Exercise
Please answer these questions from the figure legend below.
1. In panel (A), what does lane 2 contain?
2. How many cycles of amplification were run in the RT-PCR analysis?
3. What product sizes were observed for liver in the RT-PCR analysis?

Document text
__________________________________________________

Establishment of FN splicing pattern in the mouse. (A) RNase protection analysis of fibroblast and liver RNAs with a probe specific for the A exon. Samples were applied to a denaturing 6% polyacrylamide gel; lane 1, probe alone (arrow); lane 2, yeast tRNA control; lane 3, fibroblast RNA; lane 4, liver RNA. Fibroblasts contain both forms; liver contains only A – mRNAs. (B) RNase protection analysis of fibroblast and liver RNA with a probe specific for the B exon. Samples were analyzed and lanes loaded as in (A); arrow indicates position of intact probe. Fibroblasts contain both forms; liver contains only B – mRNAs. (C) RT-PCR analysis of V region splicing. Primers that flank the V region were used in PCR amplification of cDNA prepared from fibroblast (lane 1) or liver RNAs (lanes 2 and 3, independent preparations); after 35 cycles of amplification, samples were analyzed on a 6% nondenaturing polyacrylamide gel. Products of 607, 532, and 247 bp were observed for liver, but only the largest was detected in fibroblasts. The precise boundaries of the smaller forms were confirmed by cloning and sequencing of the amplified products; the resulting protein subdomains are indicated in Fig. 2.

__________________________________________________

[Stored data entries]
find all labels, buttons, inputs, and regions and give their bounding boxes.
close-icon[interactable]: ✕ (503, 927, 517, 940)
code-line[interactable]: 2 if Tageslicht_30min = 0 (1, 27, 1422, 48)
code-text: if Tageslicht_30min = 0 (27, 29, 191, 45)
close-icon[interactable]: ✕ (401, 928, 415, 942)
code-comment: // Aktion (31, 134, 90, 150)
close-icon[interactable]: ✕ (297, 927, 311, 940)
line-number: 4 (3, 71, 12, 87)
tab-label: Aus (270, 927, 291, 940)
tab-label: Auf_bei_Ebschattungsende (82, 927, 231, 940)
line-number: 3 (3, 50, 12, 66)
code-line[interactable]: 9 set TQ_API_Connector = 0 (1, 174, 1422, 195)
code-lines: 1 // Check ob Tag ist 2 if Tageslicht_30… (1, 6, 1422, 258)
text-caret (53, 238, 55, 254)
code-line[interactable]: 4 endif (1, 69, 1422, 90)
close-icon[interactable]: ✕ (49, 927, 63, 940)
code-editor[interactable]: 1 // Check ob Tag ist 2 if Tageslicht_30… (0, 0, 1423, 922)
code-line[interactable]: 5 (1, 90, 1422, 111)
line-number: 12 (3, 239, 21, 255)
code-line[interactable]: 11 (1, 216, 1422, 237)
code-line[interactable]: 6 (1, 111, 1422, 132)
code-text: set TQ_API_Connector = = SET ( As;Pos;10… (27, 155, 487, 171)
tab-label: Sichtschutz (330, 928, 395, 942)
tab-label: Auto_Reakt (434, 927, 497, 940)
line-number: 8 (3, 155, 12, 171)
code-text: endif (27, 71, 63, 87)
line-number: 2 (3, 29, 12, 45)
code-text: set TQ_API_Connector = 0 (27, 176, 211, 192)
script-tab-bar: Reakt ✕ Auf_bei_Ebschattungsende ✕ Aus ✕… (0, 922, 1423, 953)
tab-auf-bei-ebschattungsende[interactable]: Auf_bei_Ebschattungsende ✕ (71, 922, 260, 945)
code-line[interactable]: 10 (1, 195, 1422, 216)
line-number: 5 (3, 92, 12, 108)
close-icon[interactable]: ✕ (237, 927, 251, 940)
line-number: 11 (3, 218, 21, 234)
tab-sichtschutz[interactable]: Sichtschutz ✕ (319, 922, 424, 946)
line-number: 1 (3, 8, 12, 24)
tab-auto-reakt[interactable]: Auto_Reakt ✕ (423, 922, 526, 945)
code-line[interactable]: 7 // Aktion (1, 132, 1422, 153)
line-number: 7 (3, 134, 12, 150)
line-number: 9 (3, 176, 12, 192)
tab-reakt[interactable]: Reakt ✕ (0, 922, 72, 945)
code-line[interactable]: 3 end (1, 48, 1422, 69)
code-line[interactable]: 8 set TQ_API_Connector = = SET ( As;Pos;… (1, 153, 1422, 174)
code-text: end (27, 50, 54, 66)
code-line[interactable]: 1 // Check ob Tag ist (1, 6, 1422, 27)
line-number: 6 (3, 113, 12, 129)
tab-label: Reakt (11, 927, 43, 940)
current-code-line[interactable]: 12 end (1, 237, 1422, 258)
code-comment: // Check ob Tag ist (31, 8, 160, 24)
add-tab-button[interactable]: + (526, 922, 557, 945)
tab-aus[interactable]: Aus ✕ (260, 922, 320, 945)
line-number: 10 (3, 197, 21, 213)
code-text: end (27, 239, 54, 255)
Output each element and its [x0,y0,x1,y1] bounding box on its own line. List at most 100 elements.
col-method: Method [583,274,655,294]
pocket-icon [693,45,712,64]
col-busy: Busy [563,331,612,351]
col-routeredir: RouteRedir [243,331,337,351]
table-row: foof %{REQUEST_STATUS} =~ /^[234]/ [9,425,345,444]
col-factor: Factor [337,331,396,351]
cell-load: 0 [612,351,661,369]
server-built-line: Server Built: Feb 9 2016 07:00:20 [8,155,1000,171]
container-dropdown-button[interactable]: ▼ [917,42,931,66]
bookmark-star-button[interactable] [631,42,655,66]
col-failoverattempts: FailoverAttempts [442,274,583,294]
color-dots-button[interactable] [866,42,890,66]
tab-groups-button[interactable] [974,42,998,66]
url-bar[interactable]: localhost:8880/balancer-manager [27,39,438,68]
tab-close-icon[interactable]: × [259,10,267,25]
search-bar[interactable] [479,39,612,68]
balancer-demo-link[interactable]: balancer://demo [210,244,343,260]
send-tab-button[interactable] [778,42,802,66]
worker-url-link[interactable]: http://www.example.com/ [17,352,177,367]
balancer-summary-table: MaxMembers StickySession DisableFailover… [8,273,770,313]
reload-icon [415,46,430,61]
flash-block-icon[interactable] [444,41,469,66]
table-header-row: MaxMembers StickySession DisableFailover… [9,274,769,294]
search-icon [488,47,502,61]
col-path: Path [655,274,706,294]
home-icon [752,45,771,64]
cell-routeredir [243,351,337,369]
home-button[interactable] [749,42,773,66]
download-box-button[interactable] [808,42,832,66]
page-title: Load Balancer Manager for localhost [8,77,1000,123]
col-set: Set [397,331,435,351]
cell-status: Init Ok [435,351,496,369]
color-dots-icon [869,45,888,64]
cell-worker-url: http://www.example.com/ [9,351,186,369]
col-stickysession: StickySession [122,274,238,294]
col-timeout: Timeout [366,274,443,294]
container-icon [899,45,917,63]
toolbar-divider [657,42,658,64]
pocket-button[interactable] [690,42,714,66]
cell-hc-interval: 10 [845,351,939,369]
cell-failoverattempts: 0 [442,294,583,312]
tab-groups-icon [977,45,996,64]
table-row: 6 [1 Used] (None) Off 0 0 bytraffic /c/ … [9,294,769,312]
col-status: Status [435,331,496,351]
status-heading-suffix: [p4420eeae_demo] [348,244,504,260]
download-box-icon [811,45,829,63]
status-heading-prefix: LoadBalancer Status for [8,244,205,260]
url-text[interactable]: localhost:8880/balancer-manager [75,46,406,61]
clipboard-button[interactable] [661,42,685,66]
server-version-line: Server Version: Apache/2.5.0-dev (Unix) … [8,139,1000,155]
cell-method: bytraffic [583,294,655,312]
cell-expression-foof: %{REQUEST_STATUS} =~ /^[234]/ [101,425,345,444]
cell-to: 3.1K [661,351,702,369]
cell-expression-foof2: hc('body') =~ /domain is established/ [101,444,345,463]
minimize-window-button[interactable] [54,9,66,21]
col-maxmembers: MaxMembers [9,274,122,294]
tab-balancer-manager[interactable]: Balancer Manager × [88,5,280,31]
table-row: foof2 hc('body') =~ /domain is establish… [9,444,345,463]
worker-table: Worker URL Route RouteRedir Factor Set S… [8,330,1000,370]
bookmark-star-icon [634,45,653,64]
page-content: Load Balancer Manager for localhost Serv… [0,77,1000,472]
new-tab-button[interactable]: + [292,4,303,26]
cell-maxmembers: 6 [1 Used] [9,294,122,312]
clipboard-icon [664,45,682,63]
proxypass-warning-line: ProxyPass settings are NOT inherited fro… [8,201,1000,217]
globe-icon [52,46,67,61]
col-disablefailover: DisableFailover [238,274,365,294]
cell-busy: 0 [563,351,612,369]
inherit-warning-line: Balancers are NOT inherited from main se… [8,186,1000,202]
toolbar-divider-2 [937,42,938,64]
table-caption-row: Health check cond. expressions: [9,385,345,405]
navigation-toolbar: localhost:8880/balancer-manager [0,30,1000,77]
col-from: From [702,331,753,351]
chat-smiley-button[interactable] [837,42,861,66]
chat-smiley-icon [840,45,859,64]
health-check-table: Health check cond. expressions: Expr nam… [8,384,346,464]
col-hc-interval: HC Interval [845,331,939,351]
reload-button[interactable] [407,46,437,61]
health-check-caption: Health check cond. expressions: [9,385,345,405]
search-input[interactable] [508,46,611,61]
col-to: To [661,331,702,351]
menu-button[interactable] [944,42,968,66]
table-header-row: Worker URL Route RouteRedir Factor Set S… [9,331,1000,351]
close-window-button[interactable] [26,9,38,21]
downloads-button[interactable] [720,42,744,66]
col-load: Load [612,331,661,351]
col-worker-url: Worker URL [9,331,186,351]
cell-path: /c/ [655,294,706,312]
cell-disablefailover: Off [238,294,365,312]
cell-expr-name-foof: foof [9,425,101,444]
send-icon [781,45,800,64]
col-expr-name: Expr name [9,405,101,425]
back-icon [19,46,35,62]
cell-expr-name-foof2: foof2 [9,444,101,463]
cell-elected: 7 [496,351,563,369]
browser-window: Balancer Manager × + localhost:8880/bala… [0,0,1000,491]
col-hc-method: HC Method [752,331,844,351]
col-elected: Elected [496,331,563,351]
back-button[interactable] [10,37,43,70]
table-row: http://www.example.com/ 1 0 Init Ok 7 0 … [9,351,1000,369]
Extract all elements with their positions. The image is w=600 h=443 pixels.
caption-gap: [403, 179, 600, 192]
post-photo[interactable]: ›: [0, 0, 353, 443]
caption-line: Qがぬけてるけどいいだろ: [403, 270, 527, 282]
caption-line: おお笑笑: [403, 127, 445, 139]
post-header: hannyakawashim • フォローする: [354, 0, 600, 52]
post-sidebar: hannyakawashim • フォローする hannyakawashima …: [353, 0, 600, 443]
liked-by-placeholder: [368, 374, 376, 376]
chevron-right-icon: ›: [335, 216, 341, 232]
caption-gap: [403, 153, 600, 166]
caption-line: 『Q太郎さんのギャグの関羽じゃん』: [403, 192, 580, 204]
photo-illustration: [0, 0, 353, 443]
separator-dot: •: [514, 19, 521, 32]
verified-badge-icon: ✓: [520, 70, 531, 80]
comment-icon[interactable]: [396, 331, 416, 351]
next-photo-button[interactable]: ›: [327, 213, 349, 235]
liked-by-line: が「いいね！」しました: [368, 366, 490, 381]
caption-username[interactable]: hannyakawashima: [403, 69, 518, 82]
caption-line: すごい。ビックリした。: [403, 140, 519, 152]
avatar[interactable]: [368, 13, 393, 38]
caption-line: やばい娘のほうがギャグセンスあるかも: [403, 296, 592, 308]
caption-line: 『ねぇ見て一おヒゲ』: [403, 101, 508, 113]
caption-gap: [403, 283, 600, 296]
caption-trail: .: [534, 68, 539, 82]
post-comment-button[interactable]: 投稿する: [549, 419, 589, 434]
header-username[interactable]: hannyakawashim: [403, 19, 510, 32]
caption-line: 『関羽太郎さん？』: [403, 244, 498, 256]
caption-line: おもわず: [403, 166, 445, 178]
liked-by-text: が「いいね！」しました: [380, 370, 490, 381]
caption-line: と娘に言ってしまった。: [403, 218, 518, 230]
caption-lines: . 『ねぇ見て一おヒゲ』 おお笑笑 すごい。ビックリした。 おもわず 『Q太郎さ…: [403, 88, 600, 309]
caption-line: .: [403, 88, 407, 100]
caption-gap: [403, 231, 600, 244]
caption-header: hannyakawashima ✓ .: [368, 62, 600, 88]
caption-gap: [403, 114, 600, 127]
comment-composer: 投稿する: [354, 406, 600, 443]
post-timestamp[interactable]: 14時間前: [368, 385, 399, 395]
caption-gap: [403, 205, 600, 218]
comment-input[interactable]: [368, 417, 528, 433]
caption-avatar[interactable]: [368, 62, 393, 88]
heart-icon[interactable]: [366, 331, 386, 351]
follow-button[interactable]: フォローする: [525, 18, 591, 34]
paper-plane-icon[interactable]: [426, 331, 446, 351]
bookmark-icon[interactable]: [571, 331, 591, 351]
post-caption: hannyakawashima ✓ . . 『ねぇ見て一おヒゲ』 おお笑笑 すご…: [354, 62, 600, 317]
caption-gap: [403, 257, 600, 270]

__________________________________________________

Response
1. Yeast tRNA control.
2. 35 cycles.
3. 607, 532, and 247 bp.